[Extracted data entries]
====================

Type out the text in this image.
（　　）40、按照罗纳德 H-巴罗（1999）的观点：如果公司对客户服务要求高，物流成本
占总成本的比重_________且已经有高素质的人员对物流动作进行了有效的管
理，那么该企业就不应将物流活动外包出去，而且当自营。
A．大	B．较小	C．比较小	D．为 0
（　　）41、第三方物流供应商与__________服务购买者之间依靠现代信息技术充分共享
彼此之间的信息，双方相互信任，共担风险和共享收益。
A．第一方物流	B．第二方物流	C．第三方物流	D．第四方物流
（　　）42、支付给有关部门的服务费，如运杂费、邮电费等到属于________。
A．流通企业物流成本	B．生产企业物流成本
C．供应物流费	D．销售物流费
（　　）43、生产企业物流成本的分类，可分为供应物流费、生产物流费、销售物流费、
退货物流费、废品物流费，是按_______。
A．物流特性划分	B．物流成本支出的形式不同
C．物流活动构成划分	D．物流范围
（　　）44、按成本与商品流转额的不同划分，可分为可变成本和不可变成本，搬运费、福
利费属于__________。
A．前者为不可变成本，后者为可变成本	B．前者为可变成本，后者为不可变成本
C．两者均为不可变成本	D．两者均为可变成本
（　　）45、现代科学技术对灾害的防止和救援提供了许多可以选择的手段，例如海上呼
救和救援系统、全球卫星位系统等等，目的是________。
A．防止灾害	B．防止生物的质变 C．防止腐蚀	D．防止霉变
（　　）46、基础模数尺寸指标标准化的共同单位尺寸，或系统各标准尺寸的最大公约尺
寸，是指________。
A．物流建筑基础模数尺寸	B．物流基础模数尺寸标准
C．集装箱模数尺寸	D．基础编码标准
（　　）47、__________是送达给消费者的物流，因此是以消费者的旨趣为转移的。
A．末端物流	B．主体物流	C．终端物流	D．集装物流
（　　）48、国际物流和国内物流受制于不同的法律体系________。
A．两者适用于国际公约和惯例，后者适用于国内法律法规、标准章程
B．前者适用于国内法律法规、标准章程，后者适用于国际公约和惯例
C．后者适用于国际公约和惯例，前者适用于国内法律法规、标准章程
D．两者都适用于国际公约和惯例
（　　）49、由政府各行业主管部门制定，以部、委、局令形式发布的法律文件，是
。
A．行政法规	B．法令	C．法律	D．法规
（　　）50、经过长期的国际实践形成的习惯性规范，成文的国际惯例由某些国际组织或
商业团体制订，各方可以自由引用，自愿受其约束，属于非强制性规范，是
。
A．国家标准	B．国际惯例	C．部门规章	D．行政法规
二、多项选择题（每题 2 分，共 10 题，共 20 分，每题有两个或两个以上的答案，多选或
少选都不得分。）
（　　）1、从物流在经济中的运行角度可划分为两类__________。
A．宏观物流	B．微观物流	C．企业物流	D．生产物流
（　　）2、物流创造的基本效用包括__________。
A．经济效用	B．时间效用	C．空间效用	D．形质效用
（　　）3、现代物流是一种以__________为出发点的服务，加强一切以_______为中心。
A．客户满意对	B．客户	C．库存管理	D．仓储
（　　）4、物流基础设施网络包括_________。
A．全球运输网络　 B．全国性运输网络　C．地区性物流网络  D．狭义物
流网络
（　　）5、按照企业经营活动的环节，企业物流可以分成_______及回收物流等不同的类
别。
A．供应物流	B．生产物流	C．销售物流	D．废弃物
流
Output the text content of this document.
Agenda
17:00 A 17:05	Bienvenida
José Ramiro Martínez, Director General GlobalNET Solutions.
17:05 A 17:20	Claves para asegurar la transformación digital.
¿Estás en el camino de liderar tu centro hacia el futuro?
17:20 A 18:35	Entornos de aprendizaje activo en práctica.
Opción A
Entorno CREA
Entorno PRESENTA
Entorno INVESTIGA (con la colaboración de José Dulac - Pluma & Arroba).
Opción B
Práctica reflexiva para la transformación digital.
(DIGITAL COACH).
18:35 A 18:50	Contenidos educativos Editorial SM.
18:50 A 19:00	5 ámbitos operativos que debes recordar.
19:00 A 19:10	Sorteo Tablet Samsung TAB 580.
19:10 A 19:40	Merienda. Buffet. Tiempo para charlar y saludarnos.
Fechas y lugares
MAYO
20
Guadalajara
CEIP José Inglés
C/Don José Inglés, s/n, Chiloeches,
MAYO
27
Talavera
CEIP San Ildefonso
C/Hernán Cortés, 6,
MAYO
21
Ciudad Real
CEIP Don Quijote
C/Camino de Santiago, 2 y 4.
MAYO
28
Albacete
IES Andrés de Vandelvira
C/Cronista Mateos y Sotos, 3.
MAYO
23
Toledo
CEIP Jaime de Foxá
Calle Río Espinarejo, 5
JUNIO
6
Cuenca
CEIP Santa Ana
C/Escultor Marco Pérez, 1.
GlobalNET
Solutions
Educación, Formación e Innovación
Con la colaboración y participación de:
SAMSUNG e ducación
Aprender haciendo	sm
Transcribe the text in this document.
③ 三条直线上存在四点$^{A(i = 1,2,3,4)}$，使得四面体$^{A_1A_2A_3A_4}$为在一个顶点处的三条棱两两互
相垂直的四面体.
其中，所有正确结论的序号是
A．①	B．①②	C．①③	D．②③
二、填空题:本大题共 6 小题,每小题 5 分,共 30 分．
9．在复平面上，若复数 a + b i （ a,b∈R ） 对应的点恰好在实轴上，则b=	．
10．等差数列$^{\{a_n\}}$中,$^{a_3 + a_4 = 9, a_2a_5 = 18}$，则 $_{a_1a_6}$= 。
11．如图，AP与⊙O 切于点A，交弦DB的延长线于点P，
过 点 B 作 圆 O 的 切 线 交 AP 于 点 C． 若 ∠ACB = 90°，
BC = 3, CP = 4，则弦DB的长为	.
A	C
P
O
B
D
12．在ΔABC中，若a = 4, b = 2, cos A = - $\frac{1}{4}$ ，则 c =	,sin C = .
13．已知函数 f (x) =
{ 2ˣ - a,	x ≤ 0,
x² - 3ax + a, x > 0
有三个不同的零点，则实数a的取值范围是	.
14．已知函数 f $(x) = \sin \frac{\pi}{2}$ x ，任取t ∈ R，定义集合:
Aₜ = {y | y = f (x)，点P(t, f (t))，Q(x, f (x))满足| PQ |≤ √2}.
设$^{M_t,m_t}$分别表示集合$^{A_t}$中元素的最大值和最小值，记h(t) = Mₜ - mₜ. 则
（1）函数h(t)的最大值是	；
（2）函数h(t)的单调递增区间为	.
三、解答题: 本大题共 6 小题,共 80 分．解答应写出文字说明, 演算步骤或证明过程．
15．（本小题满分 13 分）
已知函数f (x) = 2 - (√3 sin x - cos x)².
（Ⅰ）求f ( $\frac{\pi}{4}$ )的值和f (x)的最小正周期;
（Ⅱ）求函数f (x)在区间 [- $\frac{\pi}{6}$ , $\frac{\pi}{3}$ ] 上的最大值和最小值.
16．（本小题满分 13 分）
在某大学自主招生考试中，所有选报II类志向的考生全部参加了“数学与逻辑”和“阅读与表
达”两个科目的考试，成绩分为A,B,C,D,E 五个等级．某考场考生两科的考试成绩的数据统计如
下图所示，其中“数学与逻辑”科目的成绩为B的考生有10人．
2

====================

# [Exercise aim]
Quote the material exactly, leaving nothing out.

# [Exercise response]
Type out the text in this image.
（　　）40、按照罗纳德 H-巴罗（1999）的观点：如果公司对客户服务要求高，物流成本
占总成本的比重_________且已经有高素质的人员对物流动作进行了有效的管
理，那么该企业就不应将物流活动外包出去，而且当自营。
A．大	B．较小	C．比较小	D．为 0
（　　）41、第三方物流供应商与__________服务购买者之间依靠现代信息技术充分共享
彼此之间的信息，双方相互信任，共担风险和共享收益。
A．第一方物流	B．第二方物流	C．第三方物流	D．第四方物流
（　　）42、支付给有关部门的服务费，如运杂费、邮电费等到属于________。
A．流通企业物流成本	B．生产企业物流成本
C．供应物流费	D．销售物流费
（　　）43、生产企业物流成本的分类，可分为供应物流费、生产物流费、销售物流费、
退货物流费、废品物流费，是按_______。
A．物流特性划分	B．物流成本支出的形式不同
C．物流活动构成划分	D．物流范围
（　　）44、按成本与商品流转额的不同划分，可分为可变成本和不可变成本，搬运费、福
利费属于__________。
A．前者为不可变成本，后者为可变成本	B．前者为可变成本，后者为不可变成本
C．两者均为不可变成本	D．两者均为可变成本
（　　）45、现代科学技术对灾害的防止和救援提供了许多可以选择的手段，例如海上呼
救和救援系统、全球卫星位系统等等，目的是________。
A．防止灾害	B．防止生物的质变 C．防止腐蚀	D．防止霉变
（　　）46、基础模数尺寸指标标准化的共同单位尺寸，或系统各标准尺寸的最大公约尺
寸，是指________。
A．物流建筑基础模数尺寸	B．物流基础模数尺寸标准
C．集装箱模数尺寸	D．基础编码标准
（　　）47、__________是送达给消费者的物流，因此是以消费者的旨趣为转移的。
A．末端物流	B．主体物流	C．终端物流	D．集装物流
（　　）48、国际物流和国内物流受制于不同的法律体系________。
A．两者适用于国际公约和惯例，后者适用于国内法律法规、标准章程
B．前者适用于国内法律法规、标准章程，后者适用于国际公约和惯例
C．后者适用于国际公约和惯例，前者适用于国内法律法规、标准章程
D．两者都适用于国际公约和惯例
（　　）49、由政府各行业主管部门制定，以部、委、局令形式发布的法律文件，是
。
A．行政法规	B．法令	C．法律	D．法规
（　　）50、经过长期的国际实践形成的习惯性规范，成文的国际惯例由某些国际组织或
商业团体制订，各方可以自由引用，自愿受其约束，属于非强制性规范，是
。
A．国家标准	B．国际惯例	C．部门规章	D．行政法规
二、多项选择题（每题 2 分，共 10 题，共 20 分，每题有两个或两个以上的答案，多选或
少选都不得分。）
（　　）1、从物流在经济中的运行角度可划分为两类__________。
A．宏观物流	B．微观物流	C．企业物流	D．生产物流
（　　）2、物流创造的基本效用包括__________。
A．经济效用	B．时间效用	C．空间效用	D．形质效用
（　　）3、现代物流是一种以__________为出发点的服务，加强一切以_______为中心。
A．客户满意对	B．客户	C．库存管理	D．仓储
（　　）4、物流基础设施网络包括_________。
A．全球运输网络　 B．全国性运输网络　C．地区性物流网络  D．狭义物
流网络
（　　）5、按照企业经营活动的环节，企业物流可以分成_______及回收物流等不同的类
别。
A．供应物流	B．生产物流	C．销售物流	D．废弃物
流
Output the text content of this document.
Agenda
17:00 A 17:05	Bienvenida
José Ramiro Martínez, Director General GlobalNET Solutions.
17:05 A 17:20	Claves para asegurar la transformación digital.
¿Estás en el camino de liderar tu centro hacia el futuro?
17:20 A 18:35	Entornos de aprendizaje activo en práctica.
Opción A
Entorno CREA
Entorno PRESENTA
Entorno INVESTIGA (con la colaboración de José Dulac - Pluma & Arroba).
Opción B
Práctica reflexiva para la transformación digital.
(DIGITAL COACH).
18:35 A 18:50	Contenidos educativos Editorial SM.
18:50 A 19:00	5 ámbitos operativos que debes recordar.
19:00 A 19:10	Sorteo Tablet Samsung TAB 580.
19:10 A 19:40	Merienda. Buffet. Tiempo para charlar y saludarnos.
Fechas y lugares
MAYO
20
Guadalajara
CEIP José Inglés
C/Don José Inglés, s/n, Chiloeches,
MAYO
27
Talavera
CEIP San Ildefonso
C/Hernán Cortés, 6,
MAYO
21
Ciudad Real
CEIP Don Quijote
C/Camino de Santiago, 2 y 4.
MAYO
28
Albacete
IES Andrés de Vandelvira
C/Cronista Mateos y Sotos, 3.
MAYO
23
Toledo
CEIP Jaime de Foxá
Calle Río Espinarejo, 5
JUNIO
6
Cuenca
CEIP Santa Ana
C/Escultor Marco Pérez, 1.
GlobalNET
Solutions
Educación, Formación e Innovación
Con la colaboración y participación de:
SAMSUNG e ducación
Aprender haciendo	sm
Transcribe the text in this document.
③ 三条直线上存在四点$^{A(i = 1,2,3,4)}$，使得四面体$^{A_1A_2A_3A_4}$为在一个顶点处的三条棱两两互
相垂直的四面体.
其中，所有正确结论的序号是
A．①	B．①②	C．①③	D．②③
二、填空题:本大题共 6 小题,每小题 5 分,共 30 分．
9．在复平面上，若复数 a + b i （ a,b∈R ） 对应的点恰好在实轴上，则b=	．
10．等差数列$^{\{a_n\}}$中,$^{a_3 + a_4 = 9, a_2a_5 = 18}$，则 $_{a_1a_6}$= 。
11．如图，AP与⊙O 切于点A，交弦DB的延长线于点P，
过 点 B 作 圆 O 的 切 线 交 AP 于 点 C． 若 ∠ACB = 90°，
BC = 3, CP = 4，则弦DB的长为	.
A	C
P
O
B
D
12．在ΔABC中，若a = 4, b = 2, cos A = - $\frac{1}{4}$ ，则 c =	,sin C = .
13．已知函数 f (x) =
{ 2ˣ - a,	x ≤ 0,
x² - 3ax + a, x > 0
有三个不同的零点，则实数a的取值范围是	.
14．已知函数 f $(x) = \sin \frac{\pi}{2}$ x ，任取t ∈ R，定义集合:
Aₜ = {y | y = f (x)，点P(t, f (t))，Q(x, f (x))满足| PQ |≤ √2}.
设$^{M_t,m_t}$分别表示集合$^{A_t}$中元素的最大值和最小值，记h(t) = Mₜ - mₜ. 则
（1）函数h(t)的最大值是	；
（2）函数h(t)的单调递增区间为	.
三、解答题: 本大题共 6 小题,共 80 分．解答应写出文字说明, 演算步骤或证明过程．
15．（本小题满分 13 分）
已知函数f (x) = 2 - (√3 sin x - cos x)².
（Ⅰ）求f ( $\frac{\pi}{4}$ )的值和f (x)的最小正周期;
（Ⅱ）求函数f (x)在区间 [- $\frac{\pi}{6}$ , $\frac{\pi}{3}$ ] 上的最大值和最小值.
16．（本小题满分 13 分）
在某大学自主招生考试中，所有选报II类志向的考生全部参加了“数学与逻辑”和“阅读与表
达”两个科目的考试，成绩分为A,B,C,D,E 五个等级．某考场考生两科的考试成绩的数据统计如
下图所示，其中“数学与逻辑”科目的成绩为B的考生有10人．
2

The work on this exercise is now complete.